# What you should do:
Return the lines below that carry the word "legend".
# # # # #
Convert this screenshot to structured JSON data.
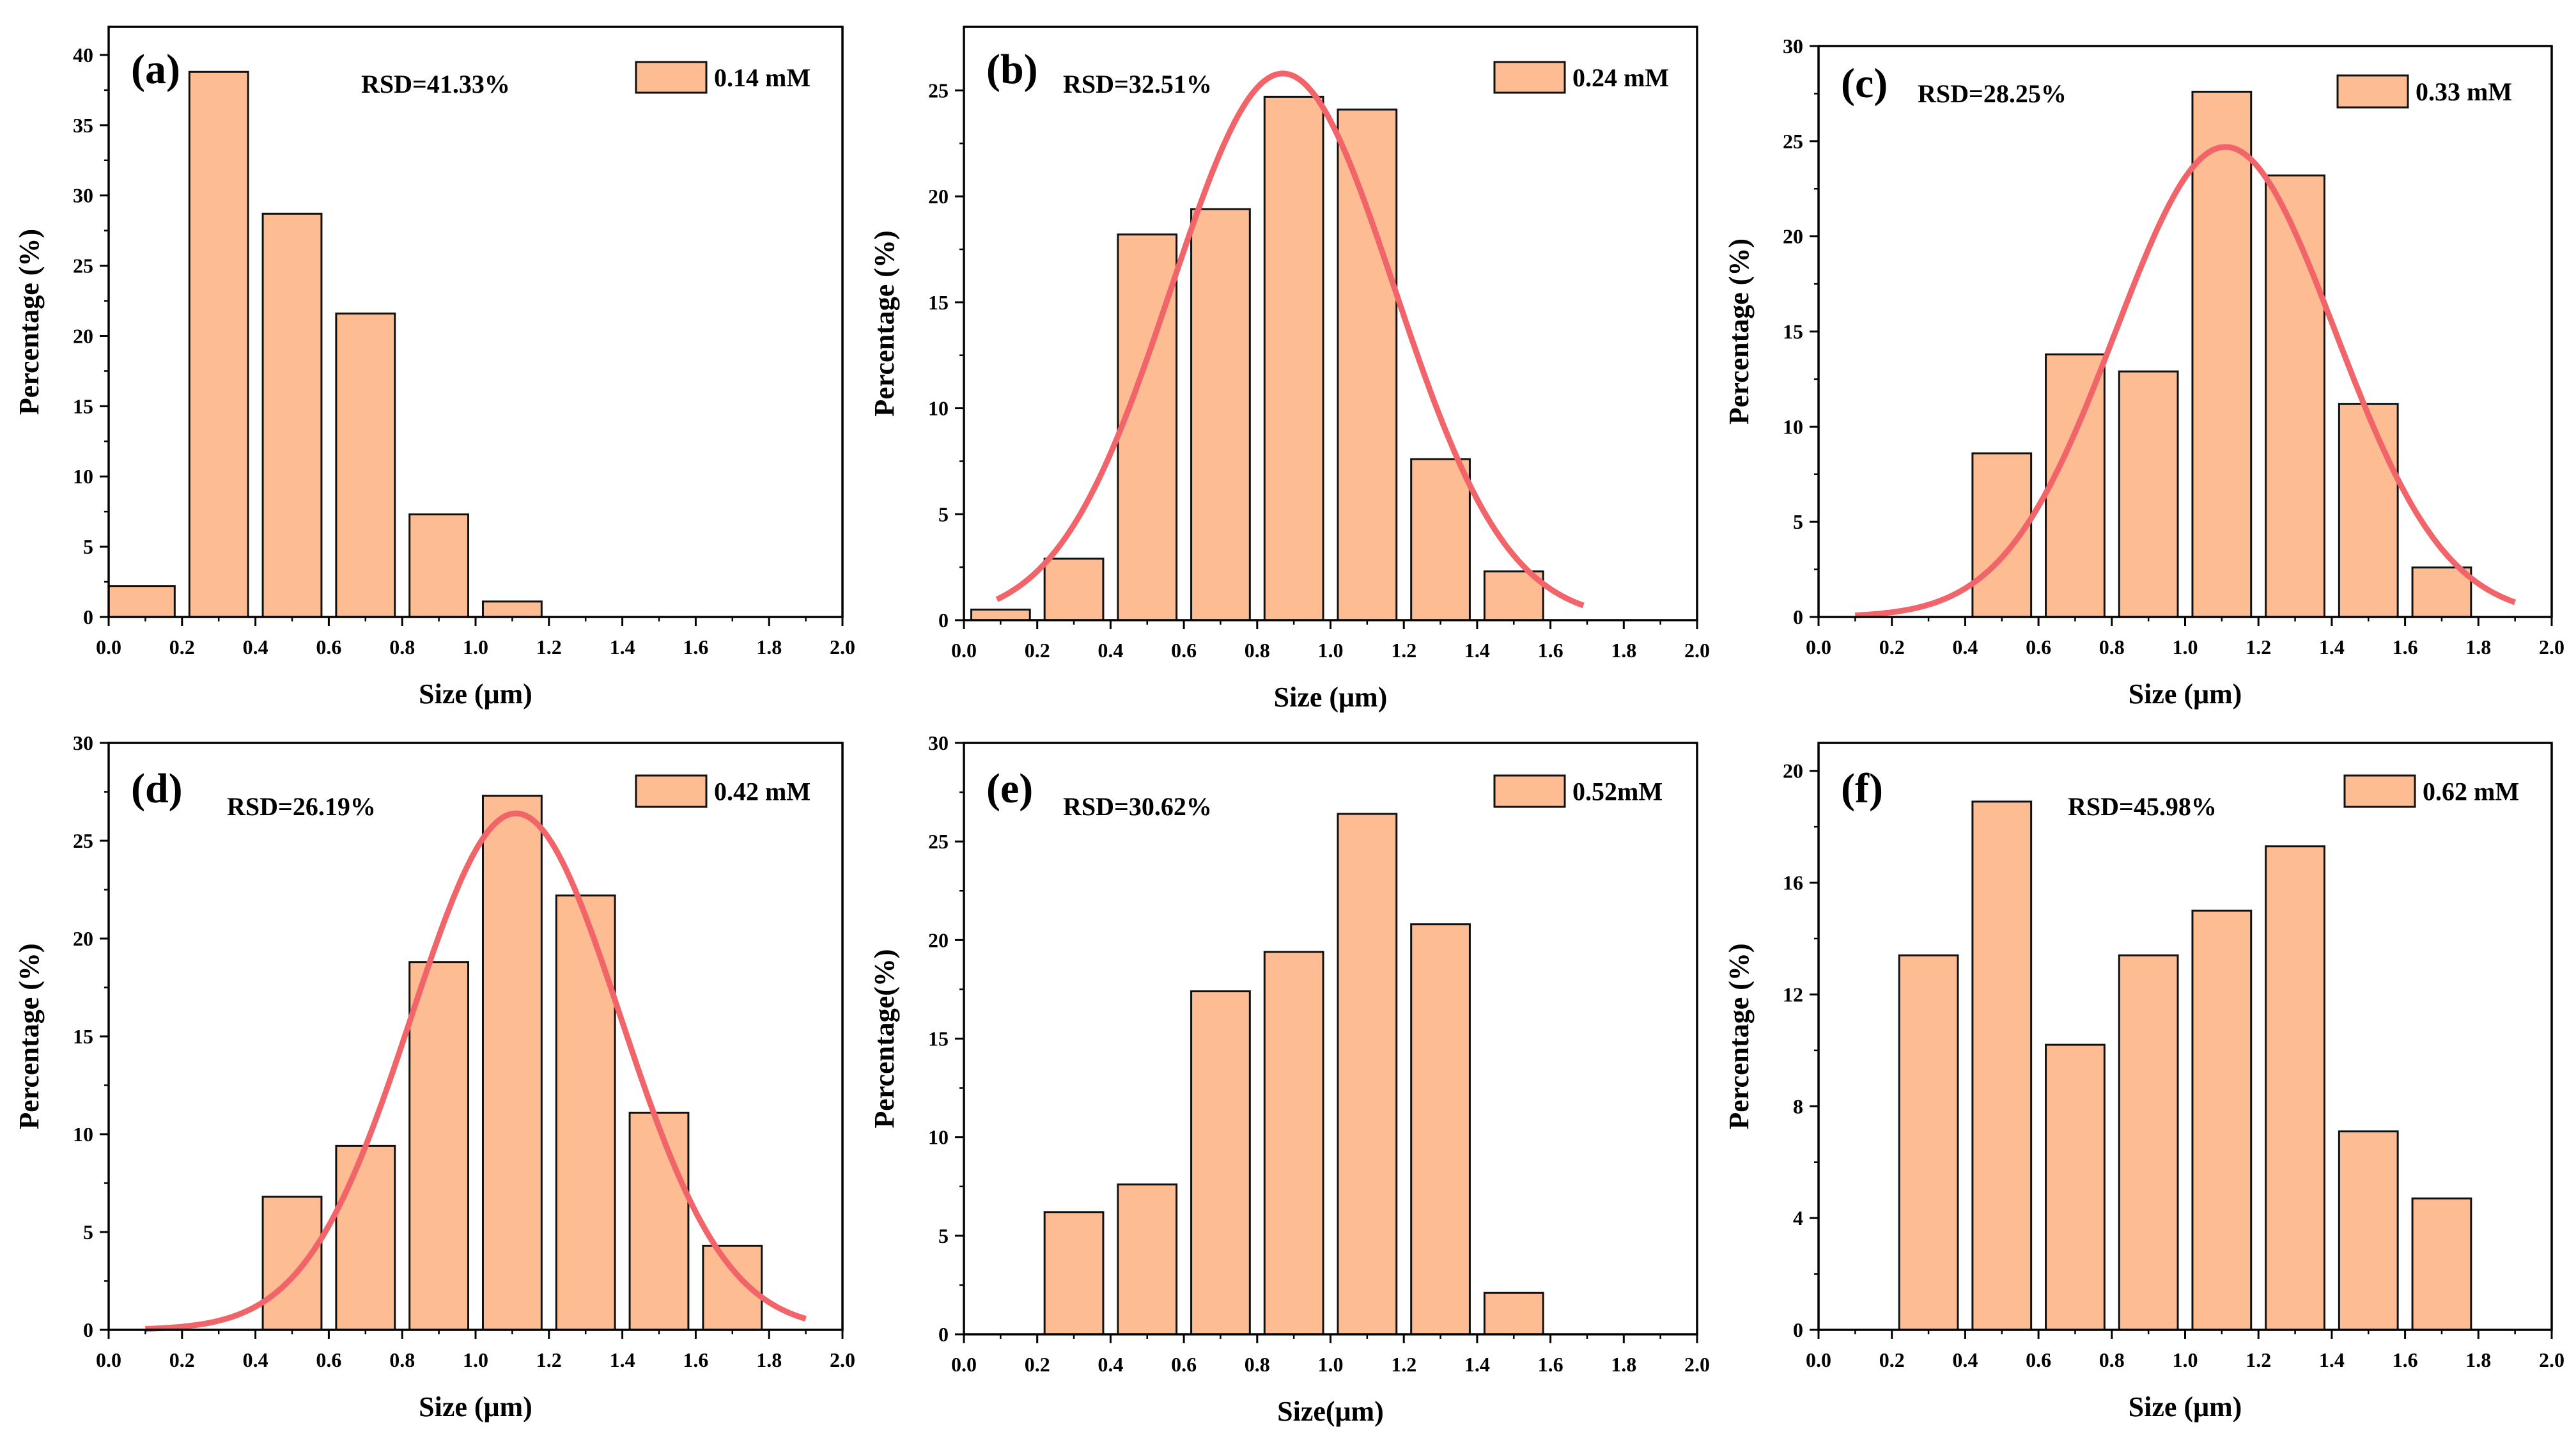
{
  "colors": {
    "bar_fill": "#FDBC92",
    "bar_stroke": "#111111",
    "fit_line": "#F0646A",
    "axis": "#000000"
  },
  "chart_data": [
    {
      "id": "a",
      "type": "bar",
      "panel_label": "(a)",
      "rsd_text": "RSD=41.33%",
      "legend": "0.14 mM",
      "xlabel": "Size (μm)",
      "ylabel": "Percentage (%)",
      "xlim": [
        0,
        2.0
      ],
      "ylim": [
        0,
        42
      ],
      "x_ticks": [
        0.0,
        0.2,
        0.4,
        0.6,
        0.8,
        1.0,
        1.2,
        1.4,
        1.6,
        1.8,
        2.0
      ],
      "x_tick_labels": [
        "0.0",
        "0.2",
        "0.4",
        "0.6",
        "0.8",
        "1.0",
        "1.2",
        "1.4",
        "1.6",
        "1.8",
        "2.0"
      ],
      "y_ticks": [
        0,
        5,
        10,
        15,
        20,
        25,
        30,
        35,
        40
      ],
      "y_tick_labels": [
        "0",
        "5",
        "10",
        "15",
        "20",
        "25",
        "30",
        "35",
        "40"
      ],
      "bins": [
        [
          0.0,
          0.18
        ],
        [
          0.22,
          0.38
        ],
        [
          0.42,
          0.58
        ],
        [
          0.62,
          0.78
        ],
        [
          0.82,
          0.98
        ],
        [
          1.02,
          1.18
        ]
      ],
      "values": [
        2.2,
        38.8,
        28.7,
        21.6,
        7.3,
        1.1
      ],
      "fit": null
    },
    {
      "id": "b",
      "type": "bar",
      "panel_label": "(b)",
      "rsd_text": "RSD=32.51%",
      "legend": "0.24 mM",
      "xlabel": "Size (μm)",
      "ylabel": "Percentage (%)",
      "xlim": [
        0,
        2.0
      ],
      "ylim": [
        0,
        28
      ],
      "x_ticks": [
        0.0,
        0.2,
        0.4,
        0.6,
        0.8,
        1.0,
        1.2,
        1.4,
        1.6,
        1.8,
        2.0
      ],
      "x_tick_labels": [
        "0.0",
        "0.2",
        "0.4",
        "0.6",
        "0.8",
        "1.0",
        "1.2",
        "1.4",
        "1.6",
        "1.8",
        "2.0"
      ],
      "y_ticks": [
        0,
        5,
        10,
        15,
        20,
        25
      ],
      "y_tick_labels": [
        "0",
        "5",
        "10",
        "15",
        "20",
        "25"
      ],
      "bins": [
        [
          0.02,
          0.18
        ],
        [
          0.22,
          0.38
        ],
        [
          0.42,
          0.58
        ],
        [
          0.62,
          0.78
        ],
        [
          0.82,
          0.98
        ],
        [
          1.02,
          1.18
        ],
        [
          1.22,
          1.38
        ],
        [
          1.42,
          1.58
        ]
      ],
      "values": [
        0.5,
        2.9,
        18.2,
        19.4,
        24.7,
        24.1,
        7.6,
        2.3
      ],
      "fit": {
        "amplitude": 25.8,
        "mean": 0.87,
        "sigma": 0.305,
        "x_start": 0.09,
        "x_end": 1.69
      }
    },
    {
      "id": "c",
      "type": "bar",
      "panel_label": "(c)",
      "rsd_text": "RSD=28.25%",
      "legend": "0.33 mM",
      "xlabel": "Size (μm)",
      "ylabel": "Percentage (%)",
      "xlim": [
        0,
        2.0
      ],
      "ylim": [
        0,
        30
      ],
      "x_ticks": [
        0.0,
        0.2,
        0.4,
        0.6,
        0.8,
        1.0,
        1.2,
        1.4,
        1.6,
        1.8,
        2.0
      ],
      "x_tick_labels": [
        "0.0",
        "0.2",
        "0.4",
        "0.6",
        "0.8",
        "1.0",
        "1.2",
        "1.4",
        "1.6",
        "1.8",
        "2.0"
      ],
      "y_ticks": [
        0,
        5,
        10,
        15,
        20,
        25,
        30
      ],
      "y_tick_labels": [
        "0",
        "5",
        "10",
        "15",
        "20",
        "25",
        "30"
      ],
      "bins": [
        [
          0.42,
          0.58
        ],
        [
          0.62,
          0.78
        ],
        [
          0.82,
          0.98
        ],
        [
          1.02,
          1.18
        ],
        [
          1.22,
          1.38
        ],
        [
          1.42,
          1.58
        ],
        [
          1.62,
          1.78
        ]
      ],
      "values": [
        8.6,
        13.8,
        12.9,
        27.6,
        23.2,
        11.2,
        2.6
      ],
      "fit": {
        "amplitude": 24.7,
        "mean": 1.11,
        "sigma": 0.3,
        "x_start": 0.1,
        "x_end": 1.9
      }
    },
    {
      "id": "d",
      "type": "bar",
      "panel_label": "(d)",
      "rsd_text": "RSD=26.19%",
      "legend": "0.42 mM",
      "xlabel": "Size (μm)",
      "ylabel": "Percentage (%)",
      "xlim": [
        0,
        2.0
      ],
      "ylim": [
        0,
        30
      ],
      "x_ticks": [
        0.0,
        0.2,
        0.4,
        0.6,
        0.8,
        1.0,
        1.2,
        1.4,
        1.6,
        1.8,
        2.0
      ],
      "x_tick_labels": [
        "0.0",
        "0.2",
        "0.4",
        "0.6",
        "0.8",
        "1.0",
        "1.2",
        "1.4",
        "1.6",
        "1.8",
        "2.0"
      ],
      "y_ticks": [
        0,
        5,
        10,
        15,
        20,
        25,
        30
      ],
      "y_tick_labels": [
        "0",
        "5",
        "10",
        "15",
        "20",
        "25",
        "30"
      ],
      "bins": [
        [
          0.42,
          0.58
        ],
        [
          0.62,
          0.78
        ],
        [
          0.82,
          0.98
        ],
        [
          1.02,
          1.18
        ],
        [
          1.22,
          1.38
        ],
        [
          1.42,
          1.58
        ],
        [
          1.62,
          1.78
        ]
      ],
      "values": [
        6.8,
        9.4,
        18.8,
        27.3,
        22.2,
        11.1,
        4.3
      ],
      "fit": {
        "amplitude": 26.4,
        "mean": 1.11,
        "sigma": 0.285,
        "x_start": 0.1,
        "x_end": 1.9
      }
    },
    {
      "id": "e",
      "type": "bar",
      "panel_label": "(e)",
      "rsd_text": "RSD=30.62%",
      "legend": "0.52mM",
      "xlabel": "Size(μm)",
      "ylabel": "Percentage(%)",
      "xlim": [
        0,
        2.0
      ],
      "ylim": [
        0,
        30
      ],
      "x_ticks": [
        0.0,
        0.2,
        0.4,
        0.6,
        0.8,
        1.0,
        1.2,
        1.4,
        1.6,
        1.8,
        2.0
      ],
      "x_tick_labels": [
        "0.0",
        "0.2",
        "0.4",
        "0.6",
        "0.8",
        "1.0",
        "1.2",
        "1.4",
        "1.6",
        "1.8",
        "2.0"
      ],
      "y_ticks": [
        0,
        5,
        10,
        15,
        20,
        25,
        30
      ],
      "y_tick_labels": [
        "0",
        "5",
        "10",
        "15",
        "20",
        "25",
        "30"
      ],
      "bins": [
        [
          0.22,
          0.38
        ],
        [
          0.42,
          0.58
        ],
        [
          0.62,
          0.78
        ],
        [
          0.82,
          0.98
        ],
        [
          1.02,
          1.18
        ],
        [
          1.22,
          1.38
        ],
        [
          1.42,
          1.58
        ]
      ],
      "values": [
        6.2,
        7.6,
        17.4,
        19.4,
        26.4,
        20.8,
        2.1
      ],
      "fit": null
    },
    {
      "id": "f",
      "type": "bar",
      "panel_label": "(f)",
      "rsd_text": "RSD=45.98%",
      "legend": "0.62 mM",
      "xlabel": "Size (μm)",
      "ylabel": "Percentage (%)",
      "xlim": [
        0,
        2.0
      ],
      "ylim": [
        0,
        21
      ],
      "x_ticks": [
        0.0,
        0.2,
        0.4,
        0.6,
        0.8,
        1.0,
        1.2,
        1.4,
        1.6,
        1.8,
        2.0
      ],
      "x_tick_labels": [
        "0.0",
        "0.2",
        "0.4",
        "0.6",
        "0.8",
        "1.0",
        "1.2",
        "1.4",
        "1.6",
        "1.8",
        "2.0"
      ],
      "y_ticks": [
        0,
        4,
        8,
        12,
        16,
        20
      ],
      "y_tick_labels": [
        "0",
        "4",
        "8",
        "12",
        "16",
        "20"
      ],
      "bins": [
        [
          0.22,
          0.38
        ],
        [
          0.42,
          0.58
        ],
        [
          0.62,
          0.78
        ],
        [
          0.82,
          0.98
        ],
        [
          1.02,
          1.18
        ],
        [
          1.22,
          1.38
        ],
        [
          1.42,
          1.58
        ],
        [
          1.62,
          1.78
        ]
      ],
      "values": [
        13.4,
        18.9,
        10.2,
        13.4,
        15.0,
        17.3,
        7.1,
        4.7
      ],
      "fit": null
    }
  ]
}
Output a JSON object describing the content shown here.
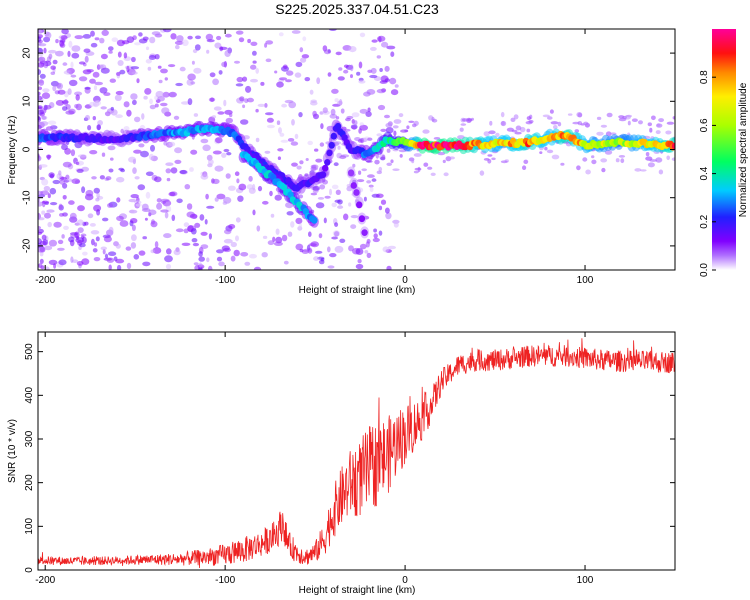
# # # # #
# Exercise result:
      "legend": "0.14 mM",
      "legend": "0.24 mM",
      "legend": "0.33 mM",
      "legend": "0.42 mM",
      "legend": "0.52mM",
      "legend": "0.62 mM",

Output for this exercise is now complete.